- **Instructions for the task**
Take the material and output all of it exactly.
---
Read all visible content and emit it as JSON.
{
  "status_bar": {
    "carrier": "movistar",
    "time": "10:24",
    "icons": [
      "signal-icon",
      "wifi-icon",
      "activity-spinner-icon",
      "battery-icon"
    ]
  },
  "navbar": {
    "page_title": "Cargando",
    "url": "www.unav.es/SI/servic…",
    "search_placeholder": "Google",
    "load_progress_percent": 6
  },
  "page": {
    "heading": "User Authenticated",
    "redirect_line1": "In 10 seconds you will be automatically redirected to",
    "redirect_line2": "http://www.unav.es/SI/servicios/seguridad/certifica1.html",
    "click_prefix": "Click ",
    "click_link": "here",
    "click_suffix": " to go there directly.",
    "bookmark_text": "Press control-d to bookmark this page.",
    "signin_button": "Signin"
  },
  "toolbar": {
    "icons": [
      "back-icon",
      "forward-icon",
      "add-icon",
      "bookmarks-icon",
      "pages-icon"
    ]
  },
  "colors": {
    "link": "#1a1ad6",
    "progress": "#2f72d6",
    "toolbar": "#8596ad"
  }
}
---
- **Expected output**
Read all visible content and emit it as JSON.
{
  "status_bar": {
    "carrier": "movistar",
    "time": "10:24",
    "icons": [
      "signal-icon",
      "wifi-icon",
      "activity-spinner-icon",
      "battery-icon"
    ]
  },
  "navbar": {
    "page_title": "Cargando",
    "url": "www.unav.es/SI/servic…",
    "search_placeholder": "Google",
    "load_progress_percent": 6
  },
  "page": {
    "heading": "User Authenticated",
    "redirect_line1": "In 10 seconds you will be automatically redirected to",
    "redirect_line2": "http://www.unav.es/SI/servicios/seguridad/certifica1.html",
    "click_prefix": "Click ",
    "click_link": "here",
    "click_suffix": " to go there directly.",
    "bookmark_text": "Press control-d to bookmark this page.",
    "signin_button": "Signin"
  },
  "toolbar": {
    "icons": [
      "back-icon",
      "forward-icon",
      "add-icon",
      "bookmarks-icon",
      "pages-icon"
    ]
  },
  "colors": {
    "link": "#1a1ad6",
    "progress": "#2f72d6",
    "toolbar": "#8596ad"
  }
}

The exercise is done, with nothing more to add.